**AIM OF THE TASK**
Write out each line word for word. Drop pictures.

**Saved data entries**

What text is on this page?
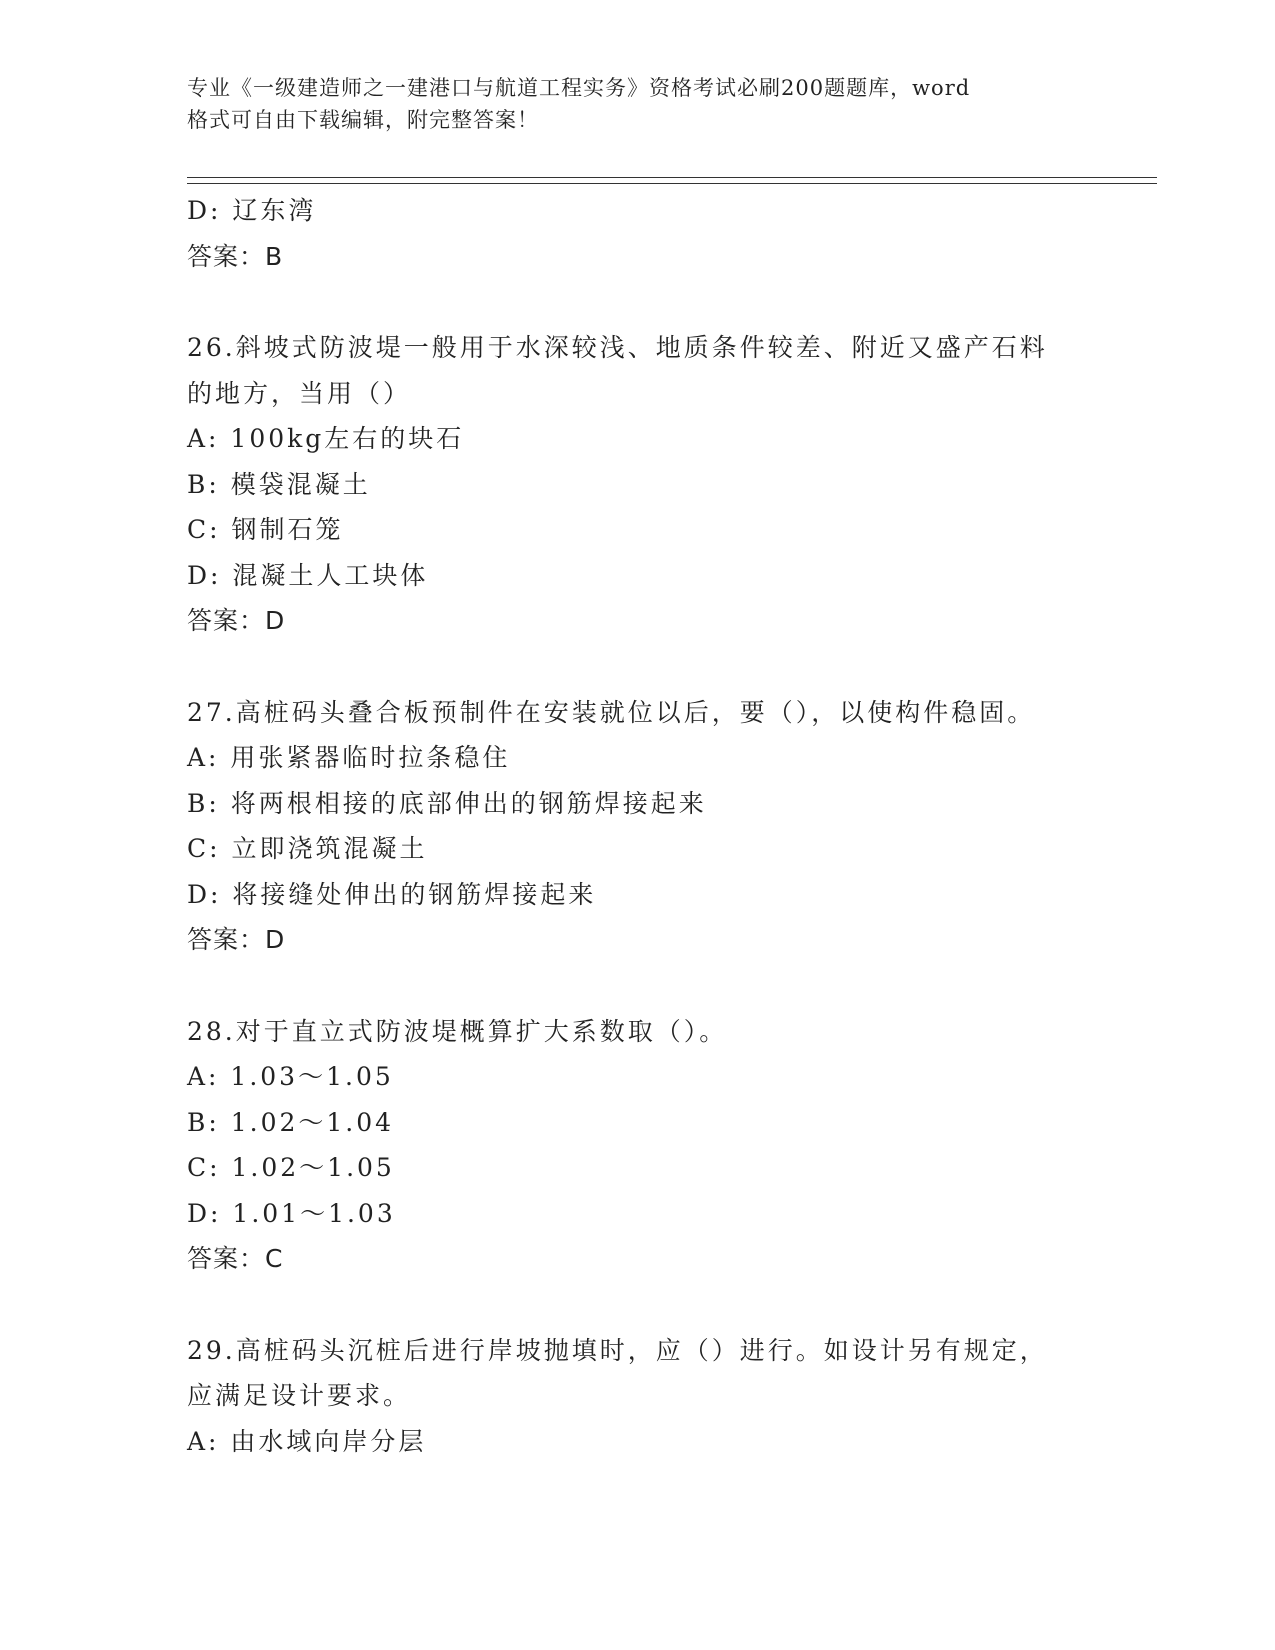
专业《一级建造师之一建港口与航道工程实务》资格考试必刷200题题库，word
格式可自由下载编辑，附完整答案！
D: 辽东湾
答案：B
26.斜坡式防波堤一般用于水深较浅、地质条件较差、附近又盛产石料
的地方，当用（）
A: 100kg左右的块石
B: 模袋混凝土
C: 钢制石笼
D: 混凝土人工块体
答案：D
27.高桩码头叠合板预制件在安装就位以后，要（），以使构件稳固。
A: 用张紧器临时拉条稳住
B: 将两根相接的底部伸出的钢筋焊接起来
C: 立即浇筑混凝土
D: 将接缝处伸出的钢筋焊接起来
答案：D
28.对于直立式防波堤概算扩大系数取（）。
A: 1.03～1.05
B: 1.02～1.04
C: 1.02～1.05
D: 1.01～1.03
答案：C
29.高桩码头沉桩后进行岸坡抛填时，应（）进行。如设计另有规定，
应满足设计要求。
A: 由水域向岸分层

**OUTPUT FOR THIS TASK**
What text is on this page?
专业《一级建造师之一建港口与航道工程实务》资格考试必刷200题题库，word
格式可自由下载编辑，附完整答案！
D: 辽东湾
答案：B
26.斜坡式防波堤一般用于水深较浅、地质条件较差、附近又盛产石料
的地方，当用（）
A: 100kg左右的块石
B: 模袋混凝土
C: 钢制石笼
D: 混凝土人工块体
答案：D
27.高桩码头叠合板预制件在安装就位以后，要（），以使构件稳固。
A: 用张紧器临时拉条稳住
B: 将两根相接的底部伸出的钢筋焊接起来
C: 立即浇筑混凝土
D: 将接缝处伸出的钢筋焊接起来
答案：D
28.对于直立式防波堤概算扩大系数取（）。
A: 1.03～1.05
B: 1.02～1.04
C: 1.02～1.05
D: 1.01～1.03
答案：C
29.高桩码头沉桩后进行岸坡抛填时，应（）进行。如设计另有规定，
应满足设计要求。
A: 由水域向岸分层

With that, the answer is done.